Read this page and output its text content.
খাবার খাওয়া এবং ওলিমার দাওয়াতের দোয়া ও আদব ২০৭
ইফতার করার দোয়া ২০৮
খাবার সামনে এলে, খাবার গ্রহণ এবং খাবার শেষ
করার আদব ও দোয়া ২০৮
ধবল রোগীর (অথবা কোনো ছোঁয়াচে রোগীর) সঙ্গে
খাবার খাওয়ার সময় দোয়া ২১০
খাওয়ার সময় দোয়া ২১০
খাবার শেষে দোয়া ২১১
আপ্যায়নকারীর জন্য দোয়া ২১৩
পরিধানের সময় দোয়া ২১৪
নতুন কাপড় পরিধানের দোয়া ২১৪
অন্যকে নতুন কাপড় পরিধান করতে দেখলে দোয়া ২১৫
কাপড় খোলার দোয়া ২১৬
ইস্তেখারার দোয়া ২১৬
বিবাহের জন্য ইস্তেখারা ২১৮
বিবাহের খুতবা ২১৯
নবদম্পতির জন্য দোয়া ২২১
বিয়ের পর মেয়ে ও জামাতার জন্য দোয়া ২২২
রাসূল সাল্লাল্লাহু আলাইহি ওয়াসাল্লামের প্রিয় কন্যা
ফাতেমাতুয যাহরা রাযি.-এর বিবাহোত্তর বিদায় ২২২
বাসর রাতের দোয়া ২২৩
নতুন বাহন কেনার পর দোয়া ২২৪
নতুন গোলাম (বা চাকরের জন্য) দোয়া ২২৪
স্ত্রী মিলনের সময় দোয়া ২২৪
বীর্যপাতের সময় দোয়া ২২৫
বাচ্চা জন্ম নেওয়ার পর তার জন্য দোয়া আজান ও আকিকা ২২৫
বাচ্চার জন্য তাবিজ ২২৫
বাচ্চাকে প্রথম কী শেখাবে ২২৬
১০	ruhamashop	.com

Instruction:
Each line of the material must be restated exactly.

Response to the exercise:
Read this page and output its text content.
খাবার খাওয়া এবং ওলিমার দাওয়াতের দোয়া ও আদব ২০৭
ইফতার করার দোয়া ২০৮
খাবার সামনে এলে, খাবার গ্রহণ এবং খাবার শেষ
করার আদব ও দোয়া ২০৮
ধবল রোগীর (অথবা কোনো ছোঁয়াচে রোগীর) সঙ্গে
খাবার খাওয়ার সময় দোয়া ২১০
খাওয়ার সময় দোয়া ২১০
খাবার শেষে দোয়া ২১১
আপ্যায়নকারীর জন্য দোয়া ২১৩
পরিধানের সময় দোয়া ২১৪
নতুন কাপড় পরিধানের দোয়া ২১৪
অন্যকে নতুন কাপড় পরিধান করতে দেখলে দোয়া ২১৫
কাপড় খোলার দোয়া ২১৬
ইস্তেখারার দোয়া ২১৬
বিবাহের জন্য ইস্তেখারা ২১৮
বিবাহের খুতবা ২১৯
নবদম্পতির জন্য দোয়া ২২১
বিয়ের পর মেয়ে ও জামাতার জন্য দোয়া ২২২
রাসূল সাল্লাল্লাহু আলাইহি ওয়াসাল্লামের প্রিয় কন্যা
ফাতেমাতুয যাহরা রাযি.-এর বিবাহোত্তর বিদায় ২২২
বাসর রাতের দোয়া ২২৩
নতুন বাহন কেনার পর দোয়া ২২৪
নতুন গোলাম (বা চাকরের জন্য) দোয়া ২২৪
স্ত্রী মিলনের সময় দোয়া ২২৪
বীর্যপাতের সময় দোয়া ২২৫
বাচ্চা জন্ম নেওয়ার পর তার জন্য দোয়া আজান ও আকিকা ২২৫
বাচ্চার জন্য তাবিজ ২২৫
বাচ্চাকে প্রথম কী শেখাবে ২২৬
১০	ruhamashop	.com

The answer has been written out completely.